PROBLEM STATEMENT:
Keep only the lines where "县城市管理局" appears.

--- begin ---

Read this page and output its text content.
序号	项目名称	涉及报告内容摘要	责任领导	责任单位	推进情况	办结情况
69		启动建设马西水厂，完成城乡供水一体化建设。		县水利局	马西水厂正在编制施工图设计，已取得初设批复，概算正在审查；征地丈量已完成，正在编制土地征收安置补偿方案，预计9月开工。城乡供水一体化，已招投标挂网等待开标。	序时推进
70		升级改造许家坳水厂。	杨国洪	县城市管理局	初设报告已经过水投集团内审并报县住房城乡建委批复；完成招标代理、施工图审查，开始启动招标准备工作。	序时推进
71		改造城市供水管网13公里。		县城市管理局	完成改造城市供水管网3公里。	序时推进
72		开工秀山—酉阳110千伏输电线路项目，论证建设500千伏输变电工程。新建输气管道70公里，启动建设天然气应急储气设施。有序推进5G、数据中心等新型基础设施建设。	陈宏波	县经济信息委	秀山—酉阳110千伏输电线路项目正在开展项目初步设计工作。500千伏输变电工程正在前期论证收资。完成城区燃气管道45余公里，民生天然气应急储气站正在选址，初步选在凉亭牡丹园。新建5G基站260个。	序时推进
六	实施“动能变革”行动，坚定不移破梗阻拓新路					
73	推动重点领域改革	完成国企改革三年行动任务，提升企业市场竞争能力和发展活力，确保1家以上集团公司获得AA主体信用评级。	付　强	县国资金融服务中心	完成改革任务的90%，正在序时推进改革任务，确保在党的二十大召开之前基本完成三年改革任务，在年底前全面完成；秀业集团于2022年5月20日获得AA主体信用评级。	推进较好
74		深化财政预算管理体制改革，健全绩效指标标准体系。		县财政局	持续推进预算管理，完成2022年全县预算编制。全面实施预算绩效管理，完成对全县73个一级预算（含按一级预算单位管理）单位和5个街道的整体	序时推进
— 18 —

--- end ---

THE SOLUTION:
70		升级改造许家坳水厂。	杨国洪	县城市管理局	初设报告已经过水投集团内审并报县住房城乡建委批复；完成招标代理、施工图审查，开始启动招标准备工作。	序时推进
71		改造城市供水管网13公里。		县城市管理局	完成改造城市供水管网3公里。	序时推进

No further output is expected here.